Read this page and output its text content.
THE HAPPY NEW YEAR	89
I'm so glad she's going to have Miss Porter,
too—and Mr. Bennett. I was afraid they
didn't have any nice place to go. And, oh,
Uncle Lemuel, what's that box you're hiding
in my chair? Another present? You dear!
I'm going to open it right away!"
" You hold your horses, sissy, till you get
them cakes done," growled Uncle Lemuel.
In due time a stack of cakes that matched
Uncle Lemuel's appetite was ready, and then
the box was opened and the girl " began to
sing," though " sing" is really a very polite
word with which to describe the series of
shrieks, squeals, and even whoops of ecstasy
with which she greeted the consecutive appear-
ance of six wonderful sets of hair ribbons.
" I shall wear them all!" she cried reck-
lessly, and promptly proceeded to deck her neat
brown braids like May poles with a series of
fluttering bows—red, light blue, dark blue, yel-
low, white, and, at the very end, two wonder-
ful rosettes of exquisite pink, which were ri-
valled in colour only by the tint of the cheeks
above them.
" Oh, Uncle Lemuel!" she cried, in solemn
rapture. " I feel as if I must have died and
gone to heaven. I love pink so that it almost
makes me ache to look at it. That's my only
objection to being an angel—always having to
★ ★ ★ ★ ★
● GIVEN EXERCISE
Send back every record, precisely as written.

● RESPONSE TO THIS TASK
Read this page and output its text content.
THE HAPPY NEW YEAR	89
I'm so glad she's going to have Miss Porter,
too—and Mr. Bennett. I was afraid they
didn't have any nice place to go. And, oh,
Uncle Lemuel, what's that box you're hiding
in my chair? Another present? You dear!
I'm going to open it right away!"
" You hold your horses, sissy, till you get
them cakes done," growled Uncle Lemuel.
In due time a stack of cakes that matched
Uncle Lemuel's appetite was ready, and then
the box was opened and the girl " began to
sing," though " sing" is really a very polite
word with which to describe the series of
shrieks, squeals, and even whoops of ecstasy
with which she greeted the consecutive appear-
ance of six wonderful sets of hair ribbons.
" I shall wear them all!" she cried reck-
lessly, and promptly proceeded to deck her neat
brown braids like May poles with a series of
fluttering bows—red, light blue, dark blue, yel-
low, white, and, at the very end, two wonder-
ful rosettes of exquisite pink, which were ri-
valled in colour only by the tint of the cheeks
above them.
" Oh, Uncle Lemuel!" she cried, in solemn
rapture. " I feel as if I must have died and
gone to heaven. I love pink so that it almost
makes me ache to look at it. That's my only
objection to being an angel—always having to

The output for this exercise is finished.